Objective
Reproduce each record below exactly as written.

Collected data entries
•••

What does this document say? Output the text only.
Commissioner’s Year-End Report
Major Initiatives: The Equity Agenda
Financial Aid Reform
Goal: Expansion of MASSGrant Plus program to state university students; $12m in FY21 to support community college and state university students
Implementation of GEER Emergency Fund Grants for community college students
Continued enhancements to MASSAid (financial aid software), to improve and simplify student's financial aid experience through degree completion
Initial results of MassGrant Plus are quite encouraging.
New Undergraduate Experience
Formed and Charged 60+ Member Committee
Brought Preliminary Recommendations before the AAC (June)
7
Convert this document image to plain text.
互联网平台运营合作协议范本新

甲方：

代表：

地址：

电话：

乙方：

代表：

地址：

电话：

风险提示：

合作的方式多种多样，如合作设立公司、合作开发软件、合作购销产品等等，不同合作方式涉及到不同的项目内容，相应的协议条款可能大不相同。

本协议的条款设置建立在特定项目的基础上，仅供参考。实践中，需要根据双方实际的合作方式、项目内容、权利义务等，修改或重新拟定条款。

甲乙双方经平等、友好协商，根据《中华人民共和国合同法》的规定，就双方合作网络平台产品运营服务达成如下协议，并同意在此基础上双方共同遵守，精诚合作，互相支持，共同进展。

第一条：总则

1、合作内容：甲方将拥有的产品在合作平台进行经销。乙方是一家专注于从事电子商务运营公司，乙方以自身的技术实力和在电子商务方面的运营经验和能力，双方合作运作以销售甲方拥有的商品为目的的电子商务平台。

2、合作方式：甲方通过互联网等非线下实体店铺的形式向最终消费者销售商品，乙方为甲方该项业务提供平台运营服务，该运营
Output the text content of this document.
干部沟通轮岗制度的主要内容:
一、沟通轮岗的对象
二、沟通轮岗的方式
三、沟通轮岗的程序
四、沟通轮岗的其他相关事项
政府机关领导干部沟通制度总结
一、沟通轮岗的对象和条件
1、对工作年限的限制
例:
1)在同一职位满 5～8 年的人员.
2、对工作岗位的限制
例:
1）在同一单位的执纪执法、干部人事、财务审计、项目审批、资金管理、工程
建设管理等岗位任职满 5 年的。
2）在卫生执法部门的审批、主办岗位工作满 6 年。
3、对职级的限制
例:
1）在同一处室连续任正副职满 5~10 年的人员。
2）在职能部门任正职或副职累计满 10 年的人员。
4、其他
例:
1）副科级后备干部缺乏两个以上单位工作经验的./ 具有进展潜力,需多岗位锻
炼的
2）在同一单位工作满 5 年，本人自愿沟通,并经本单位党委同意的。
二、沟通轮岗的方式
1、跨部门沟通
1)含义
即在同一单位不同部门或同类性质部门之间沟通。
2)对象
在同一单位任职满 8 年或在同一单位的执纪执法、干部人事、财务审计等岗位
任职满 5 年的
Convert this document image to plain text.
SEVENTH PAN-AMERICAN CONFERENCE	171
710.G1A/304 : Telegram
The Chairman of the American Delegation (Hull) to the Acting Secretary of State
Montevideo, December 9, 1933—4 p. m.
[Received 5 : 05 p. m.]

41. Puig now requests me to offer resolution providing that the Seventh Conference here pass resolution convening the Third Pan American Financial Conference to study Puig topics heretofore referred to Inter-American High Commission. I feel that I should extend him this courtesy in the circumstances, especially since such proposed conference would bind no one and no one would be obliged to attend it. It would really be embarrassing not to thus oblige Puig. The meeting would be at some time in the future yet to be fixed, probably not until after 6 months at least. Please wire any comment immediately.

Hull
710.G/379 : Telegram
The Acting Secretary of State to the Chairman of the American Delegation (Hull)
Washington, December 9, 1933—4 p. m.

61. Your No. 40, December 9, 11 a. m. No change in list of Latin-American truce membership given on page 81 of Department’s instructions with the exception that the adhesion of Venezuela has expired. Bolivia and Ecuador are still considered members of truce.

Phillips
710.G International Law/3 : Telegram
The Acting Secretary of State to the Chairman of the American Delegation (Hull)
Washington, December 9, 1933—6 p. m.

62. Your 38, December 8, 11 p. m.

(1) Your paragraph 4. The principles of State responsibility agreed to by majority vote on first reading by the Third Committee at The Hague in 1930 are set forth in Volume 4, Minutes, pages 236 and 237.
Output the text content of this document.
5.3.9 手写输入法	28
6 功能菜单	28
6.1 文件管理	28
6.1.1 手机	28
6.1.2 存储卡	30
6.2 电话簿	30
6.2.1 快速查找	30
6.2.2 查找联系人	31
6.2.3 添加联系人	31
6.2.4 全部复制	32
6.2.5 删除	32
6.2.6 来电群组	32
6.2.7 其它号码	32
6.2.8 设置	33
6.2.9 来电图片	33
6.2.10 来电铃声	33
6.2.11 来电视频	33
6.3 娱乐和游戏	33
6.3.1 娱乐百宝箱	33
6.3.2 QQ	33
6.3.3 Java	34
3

•••

Worked answer
What does this document say? Output the text only.
Commissioner’s Year-End Report
Major Initiatives: The Equity Agenda
Financial Aid Reform
Goal: Expansion of MASSGrant Plus program to state university students; $12m in FY21 to support community college and state university students
Implementation of GEER Emergency Fund Grants for community college students
Continued enhancements to MASSAid (financial aid software), to improve and simplify student's financial aid experience through degree completion
Initial results of MassGrant Plus are quite encouraging.
New Undergraduate Experience
Formed and Charged 60+ Member Committee
Brought Preliminary Recommendations before the AAC (June)
7
Convert this document image to plain text.
互联网平台运营合作协议范本新

甲方：

代表：

地址：

电话：

乙方：

代表：

地址：

电话：

风险提示：

合作的方式多种多样，如合作设立公司、合作开发软件、合作购销产品等等，不同合作方式涉及到不同的项目内容，相应的协议条款可能大不相同。

本协议的条款设置建立在特定项目的基础上，仅供参考。实践中，需要根据双方实际的合作方式、项目内容、权利义务等，修改或重新拟定条款。

甲乙双方经平等、友好协商，根据《中华人民共和国合同法》的规定，就双方合作网络平台产品运营服务达成如下协议，并同意在此基础上双方共同遵守，精诚合作，互相支持，共同进展。

第一条：总则

1、合作内容：甲方将拥有的产品在合作平台进行经销。乙方是一家专注于从事电子商务运营公司，乙方以自身的技术实力和在电子商务方面的运营经验和能力，双方合作运作以销售甲方拥有的商品为目的的电子商务平台。

2、合作方式：甲方通过互联网等非线下实体店铺的形式向最终消费者销售商品，乙方为甲方该项业务提供平台运营服务，该运营
Output the text content of this document.
干部沟通轮岗制度的主要内容:
一、沟通轮岗的对象
二、沟通轮岗的方式
三、沟通轮岗的程序
四、沟通轮岗的其他相关事项
政府机关领导干部沟通制度总结
一、沟通轮岗的对象和条件
1、对工作年限的限制
例:
1)在同一职位满 5～8 年的人员.
2、对工作岗位的限制
例:
1）在同一单位的执纪执法、干部人事、财务审计、项目审批、资金管理、工程
建设管理等岗位任职满 5 年的。
2）在卫生执法部门的审批、主办岗位工作满 6 年。
3、对职级的限制
例:
1）在同一处室连续任正副职满 5~10 年的人员。
2）在职能部门任正职或副职累计满 10 年的人员。
4、其他
例:
1）副科级后备干部缺乏两个以上单位工作经验的./ 具有进展潜力,需多岗位锻
炼的
2）在同一单位工作满 5 年，本人自愿沟通,并经本单位党委同意的。
二、沟通轮岗的方式
1、跨部门沟通
1)含义
即在同一单位不同部门或同类性质部门之间沟通。
2)对象
在同一单位任职满 8 年或在同一单位的执纪执法、干部人事、财务审计等岗位
任职满 5 年的
Convert this document image to plain text.
SEVENTH PAN-AMERICAN CONFERENCE	171
710.G1A/304 : Telegram
The Chairman of the American Delegation (Hull) to the Acting Secretary of State
Montevideo, December 9, 1933—4 p. m.
[Received 5 : 05 p. m.]

41. Puig now requests me to offer resolution providing that the Seventh Conference here pass resolution convening the Third Pan American Financial Conference to study Puig topics heretofore referred to Inter-American High Commission. I feel that I should extend him this courtesy in the circumstances, especially since such proposed conference would bind no one and no one would be obliged to attend it. It would really be embarrassing not to thus oblige Puig. The meeting would be at some time in the future yet to be fixed, probably not until after 6 months at least. Please wire any comment immediately.

Hull
710.G/379 : Telegram
The Acting Secretary of State to the Chairman of the American Delegation (Hull)
Washington, December 9, 1933—4 p. m.

61. Your No. 40, December 9, 11 a. m. No change in list of Latin-American truce membership given on page 81 of Department’s instructions with the exception that the adhesion of Venezuela has expired. Bolivia and Ecuador are still considered members of truce.

Phillips
710.G International Law/3 : Telegram
The Acting Secretary of State to the Chairman of the American Delegation (Hull)
Washington, December 9, 1933—6 p. m.

62. Your 38, December 8, 11 p. m.

(1) Your paragraph 4. The principles of State responsibility agreed to by majority vote on first reading by the Third Committee at The Hague in 1930 are set forth in Volume 4, Minutes, pages 236 and 237.
Output the text content of this document.
5.3.9 手写输入法	28
6 功能菜单	28
6.1 文件管理	28
6.1.1 手机	28
6.1.2 存储卡	30
6.2 电话簿	30
6.2.1 快速查找	30
6.2.2 查找联系人	31
6.2.3 添加联系人	31
6.2.4 全部复制	32
6.2.5 删除	32
6.2.6 来电群组	32
6.2.7 其它号码	32
6.2.8 设置	33
6.2.9 来电图片	33
6.2.10 来电铃声	33
6.2.11 来电视频	33
6.3 娱乐和游戏	33
6.3.1 娱乐百宝箱	33
6.3.2 QQ	33
6.3.3 Java	34
3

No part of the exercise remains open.